Instruction>
Work out how many lines contain "image". Reply with the count alone.
——————
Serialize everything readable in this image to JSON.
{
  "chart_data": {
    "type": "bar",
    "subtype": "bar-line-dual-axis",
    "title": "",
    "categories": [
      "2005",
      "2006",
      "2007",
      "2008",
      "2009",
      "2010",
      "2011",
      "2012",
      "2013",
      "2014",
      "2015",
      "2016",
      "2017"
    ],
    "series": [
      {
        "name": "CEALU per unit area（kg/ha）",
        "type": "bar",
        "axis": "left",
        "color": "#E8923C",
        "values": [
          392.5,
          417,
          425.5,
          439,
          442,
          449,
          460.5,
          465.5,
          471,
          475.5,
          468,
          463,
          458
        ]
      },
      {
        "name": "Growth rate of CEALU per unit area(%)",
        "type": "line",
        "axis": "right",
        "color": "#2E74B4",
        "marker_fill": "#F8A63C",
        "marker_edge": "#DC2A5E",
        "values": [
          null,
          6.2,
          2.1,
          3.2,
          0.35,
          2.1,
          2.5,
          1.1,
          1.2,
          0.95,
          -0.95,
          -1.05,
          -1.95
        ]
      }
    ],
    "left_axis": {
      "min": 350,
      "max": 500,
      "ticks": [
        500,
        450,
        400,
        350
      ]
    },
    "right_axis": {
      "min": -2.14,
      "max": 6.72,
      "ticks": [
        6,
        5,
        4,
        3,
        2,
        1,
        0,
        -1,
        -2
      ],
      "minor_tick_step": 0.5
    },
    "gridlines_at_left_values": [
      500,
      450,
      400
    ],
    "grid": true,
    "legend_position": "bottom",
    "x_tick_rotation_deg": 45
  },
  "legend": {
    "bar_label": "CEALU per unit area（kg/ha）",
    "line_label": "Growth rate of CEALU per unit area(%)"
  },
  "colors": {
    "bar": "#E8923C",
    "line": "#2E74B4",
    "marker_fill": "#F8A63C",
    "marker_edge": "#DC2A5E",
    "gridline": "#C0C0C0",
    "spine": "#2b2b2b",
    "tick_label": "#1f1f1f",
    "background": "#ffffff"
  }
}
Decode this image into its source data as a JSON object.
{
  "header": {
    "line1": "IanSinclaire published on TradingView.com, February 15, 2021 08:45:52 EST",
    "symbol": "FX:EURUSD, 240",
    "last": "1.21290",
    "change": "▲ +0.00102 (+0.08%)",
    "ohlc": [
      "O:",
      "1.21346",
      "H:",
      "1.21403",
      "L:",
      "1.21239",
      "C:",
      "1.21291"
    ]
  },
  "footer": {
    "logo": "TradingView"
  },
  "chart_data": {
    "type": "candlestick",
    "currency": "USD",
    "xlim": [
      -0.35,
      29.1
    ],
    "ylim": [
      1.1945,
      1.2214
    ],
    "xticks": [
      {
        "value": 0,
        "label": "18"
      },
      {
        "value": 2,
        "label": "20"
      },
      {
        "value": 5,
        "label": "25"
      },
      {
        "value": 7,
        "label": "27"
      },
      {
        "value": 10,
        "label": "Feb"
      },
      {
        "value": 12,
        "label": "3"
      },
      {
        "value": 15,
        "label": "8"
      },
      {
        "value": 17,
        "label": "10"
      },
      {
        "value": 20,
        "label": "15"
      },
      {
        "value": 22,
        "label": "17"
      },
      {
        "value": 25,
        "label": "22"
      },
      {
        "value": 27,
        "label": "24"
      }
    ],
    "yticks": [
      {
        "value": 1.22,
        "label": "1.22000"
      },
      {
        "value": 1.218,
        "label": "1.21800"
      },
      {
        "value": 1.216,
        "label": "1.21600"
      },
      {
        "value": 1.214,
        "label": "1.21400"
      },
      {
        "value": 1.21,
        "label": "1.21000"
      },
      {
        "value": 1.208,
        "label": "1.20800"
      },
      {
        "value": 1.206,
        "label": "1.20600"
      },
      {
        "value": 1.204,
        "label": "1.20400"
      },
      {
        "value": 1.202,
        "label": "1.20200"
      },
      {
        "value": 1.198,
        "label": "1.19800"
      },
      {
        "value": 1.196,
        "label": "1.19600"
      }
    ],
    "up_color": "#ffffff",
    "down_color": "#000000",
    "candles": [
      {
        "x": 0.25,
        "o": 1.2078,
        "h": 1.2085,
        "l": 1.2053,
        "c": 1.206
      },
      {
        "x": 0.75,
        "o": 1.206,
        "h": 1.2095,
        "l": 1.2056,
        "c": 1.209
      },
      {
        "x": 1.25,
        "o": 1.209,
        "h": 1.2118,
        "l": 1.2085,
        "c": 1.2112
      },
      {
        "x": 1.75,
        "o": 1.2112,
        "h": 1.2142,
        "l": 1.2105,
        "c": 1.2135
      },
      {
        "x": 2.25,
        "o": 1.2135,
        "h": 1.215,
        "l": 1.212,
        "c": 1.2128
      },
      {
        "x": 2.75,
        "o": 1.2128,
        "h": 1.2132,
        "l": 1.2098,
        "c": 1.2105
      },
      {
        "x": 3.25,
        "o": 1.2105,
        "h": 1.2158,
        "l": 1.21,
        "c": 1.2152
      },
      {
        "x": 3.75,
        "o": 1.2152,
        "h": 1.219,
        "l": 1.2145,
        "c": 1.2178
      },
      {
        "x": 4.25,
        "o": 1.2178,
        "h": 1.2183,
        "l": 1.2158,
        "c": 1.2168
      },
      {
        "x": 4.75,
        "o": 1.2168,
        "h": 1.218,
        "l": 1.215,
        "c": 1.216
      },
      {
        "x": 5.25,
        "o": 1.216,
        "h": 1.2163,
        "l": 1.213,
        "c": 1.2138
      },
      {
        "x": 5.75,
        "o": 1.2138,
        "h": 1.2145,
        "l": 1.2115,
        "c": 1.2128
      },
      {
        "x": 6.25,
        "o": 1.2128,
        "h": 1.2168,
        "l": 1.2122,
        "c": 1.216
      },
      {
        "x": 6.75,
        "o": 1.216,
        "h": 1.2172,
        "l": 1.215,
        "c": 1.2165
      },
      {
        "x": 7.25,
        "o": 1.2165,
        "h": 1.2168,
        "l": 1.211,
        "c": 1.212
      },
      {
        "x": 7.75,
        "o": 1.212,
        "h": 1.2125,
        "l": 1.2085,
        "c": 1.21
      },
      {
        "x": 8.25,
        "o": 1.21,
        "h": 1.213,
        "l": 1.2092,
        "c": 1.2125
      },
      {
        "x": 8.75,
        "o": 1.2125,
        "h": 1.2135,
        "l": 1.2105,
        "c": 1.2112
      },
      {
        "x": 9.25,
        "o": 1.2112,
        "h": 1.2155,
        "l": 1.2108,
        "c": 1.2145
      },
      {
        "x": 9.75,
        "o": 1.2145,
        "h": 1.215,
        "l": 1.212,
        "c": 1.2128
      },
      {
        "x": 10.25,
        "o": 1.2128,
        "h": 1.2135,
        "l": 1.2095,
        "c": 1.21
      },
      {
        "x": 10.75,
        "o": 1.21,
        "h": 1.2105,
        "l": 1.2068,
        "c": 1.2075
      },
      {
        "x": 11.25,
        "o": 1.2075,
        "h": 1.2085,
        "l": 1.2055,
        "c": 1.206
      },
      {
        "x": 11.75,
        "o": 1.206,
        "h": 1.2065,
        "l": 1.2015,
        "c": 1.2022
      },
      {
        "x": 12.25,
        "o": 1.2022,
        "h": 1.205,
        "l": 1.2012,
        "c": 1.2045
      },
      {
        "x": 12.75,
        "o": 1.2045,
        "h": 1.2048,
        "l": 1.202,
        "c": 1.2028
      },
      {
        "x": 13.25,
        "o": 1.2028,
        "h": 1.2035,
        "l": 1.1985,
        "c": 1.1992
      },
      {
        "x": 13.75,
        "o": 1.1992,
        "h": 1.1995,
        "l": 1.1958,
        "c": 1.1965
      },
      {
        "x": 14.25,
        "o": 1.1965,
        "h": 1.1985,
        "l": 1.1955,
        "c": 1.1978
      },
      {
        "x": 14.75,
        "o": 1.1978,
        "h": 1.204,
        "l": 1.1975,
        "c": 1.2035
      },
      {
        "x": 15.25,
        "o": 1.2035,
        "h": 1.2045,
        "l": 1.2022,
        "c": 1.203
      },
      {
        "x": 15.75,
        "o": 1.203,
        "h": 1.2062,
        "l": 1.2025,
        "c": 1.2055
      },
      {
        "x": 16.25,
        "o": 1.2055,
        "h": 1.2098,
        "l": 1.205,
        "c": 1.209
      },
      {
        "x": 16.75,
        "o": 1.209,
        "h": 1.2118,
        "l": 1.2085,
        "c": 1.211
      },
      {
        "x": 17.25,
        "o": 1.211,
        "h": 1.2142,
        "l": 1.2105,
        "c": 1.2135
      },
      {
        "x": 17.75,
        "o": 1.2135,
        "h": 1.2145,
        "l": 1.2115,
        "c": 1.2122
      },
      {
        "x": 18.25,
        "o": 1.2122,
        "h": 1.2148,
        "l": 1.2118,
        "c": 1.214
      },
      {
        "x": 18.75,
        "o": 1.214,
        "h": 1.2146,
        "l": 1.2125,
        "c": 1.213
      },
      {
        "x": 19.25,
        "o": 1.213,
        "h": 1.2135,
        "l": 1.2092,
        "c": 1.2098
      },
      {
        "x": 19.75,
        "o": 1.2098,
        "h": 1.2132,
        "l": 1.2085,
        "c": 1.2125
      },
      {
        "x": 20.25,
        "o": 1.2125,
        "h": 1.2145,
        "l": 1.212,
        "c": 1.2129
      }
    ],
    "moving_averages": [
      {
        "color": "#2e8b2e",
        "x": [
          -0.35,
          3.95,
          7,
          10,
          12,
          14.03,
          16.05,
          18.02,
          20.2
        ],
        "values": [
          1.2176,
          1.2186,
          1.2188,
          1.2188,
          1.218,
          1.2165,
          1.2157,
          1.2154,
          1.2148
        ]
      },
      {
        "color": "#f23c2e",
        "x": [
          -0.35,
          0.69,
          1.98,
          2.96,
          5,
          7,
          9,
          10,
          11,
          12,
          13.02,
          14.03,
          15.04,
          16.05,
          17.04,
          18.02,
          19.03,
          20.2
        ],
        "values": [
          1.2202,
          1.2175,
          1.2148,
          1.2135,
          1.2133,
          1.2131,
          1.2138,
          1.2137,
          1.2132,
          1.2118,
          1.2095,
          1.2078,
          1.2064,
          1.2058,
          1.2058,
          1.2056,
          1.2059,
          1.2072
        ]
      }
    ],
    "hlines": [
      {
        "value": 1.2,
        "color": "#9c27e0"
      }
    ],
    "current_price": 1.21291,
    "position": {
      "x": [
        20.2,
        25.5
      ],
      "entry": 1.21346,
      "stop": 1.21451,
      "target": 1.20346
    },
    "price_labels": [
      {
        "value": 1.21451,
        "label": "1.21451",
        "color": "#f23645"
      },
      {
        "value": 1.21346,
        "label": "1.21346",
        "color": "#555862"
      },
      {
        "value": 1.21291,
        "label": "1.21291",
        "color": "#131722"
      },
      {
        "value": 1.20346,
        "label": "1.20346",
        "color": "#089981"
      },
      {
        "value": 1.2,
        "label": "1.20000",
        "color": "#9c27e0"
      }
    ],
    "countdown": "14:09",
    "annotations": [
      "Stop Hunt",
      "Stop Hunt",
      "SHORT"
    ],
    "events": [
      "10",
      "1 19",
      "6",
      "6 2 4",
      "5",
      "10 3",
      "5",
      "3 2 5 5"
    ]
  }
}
——————
Result of this exercise>
2